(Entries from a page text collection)
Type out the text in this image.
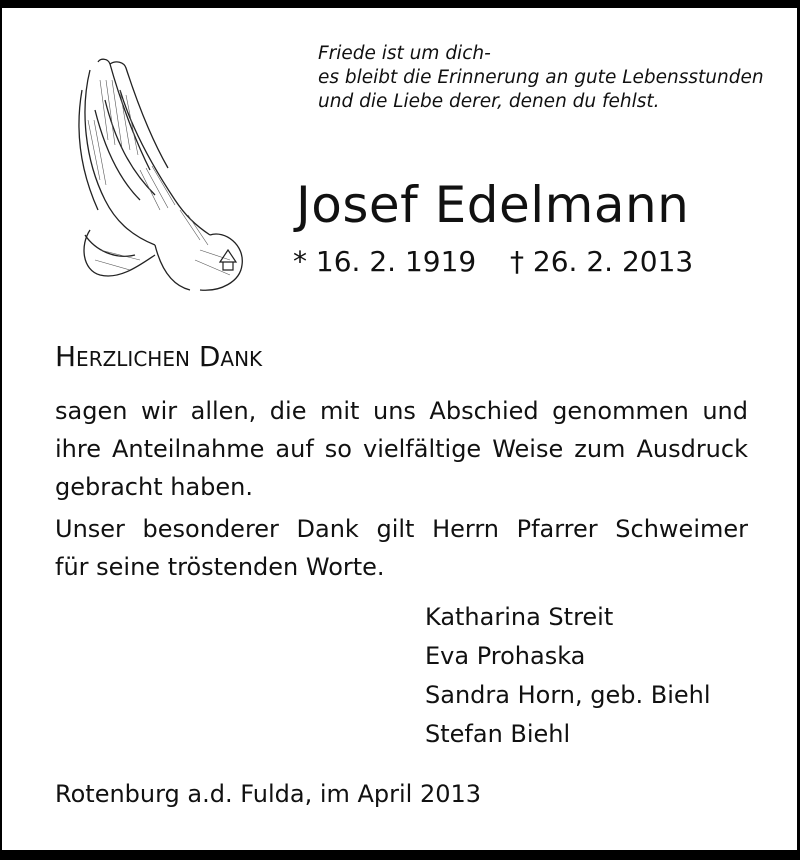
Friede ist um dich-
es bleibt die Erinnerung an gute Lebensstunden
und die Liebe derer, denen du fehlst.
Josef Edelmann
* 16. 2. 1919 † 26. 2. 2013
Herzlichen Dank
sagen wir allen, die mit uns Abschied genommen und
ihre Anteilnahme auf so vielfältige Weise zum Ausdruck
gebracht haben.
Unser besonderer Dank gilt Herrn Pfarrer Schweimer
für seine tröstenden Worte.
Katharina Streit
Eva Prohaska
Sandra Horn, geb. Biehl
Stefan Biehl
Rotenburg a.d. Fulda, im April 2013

THE TASK
Repeat every entry above word for word, and include no pictures.

TASK SOLUTION
Type out the text in this image.
Friede ist um dich-
es bleibt die Erinnerung an gute Lebensstunden
und die Liebe derer, denen du fehlst.
Josef Edelmann
* 16. 2. 1919 † 26. 2. 2013
Herzlichen Dank
sagen wir allen, die mit uns Abschied genommen und
ihre Anteilnahme auf so vielfältige Weise zum Ausdruck
gebracht haben.
Unser besonderer Dank gilt Herrn Pfarrer Schweimer
für seine tröstenden Worte.
Katharina Streit
Eva Prohaska
Sandra Horn, geb. Biehl
Stefan Biehl
Rotenburg a.d. Fulda, im April 2013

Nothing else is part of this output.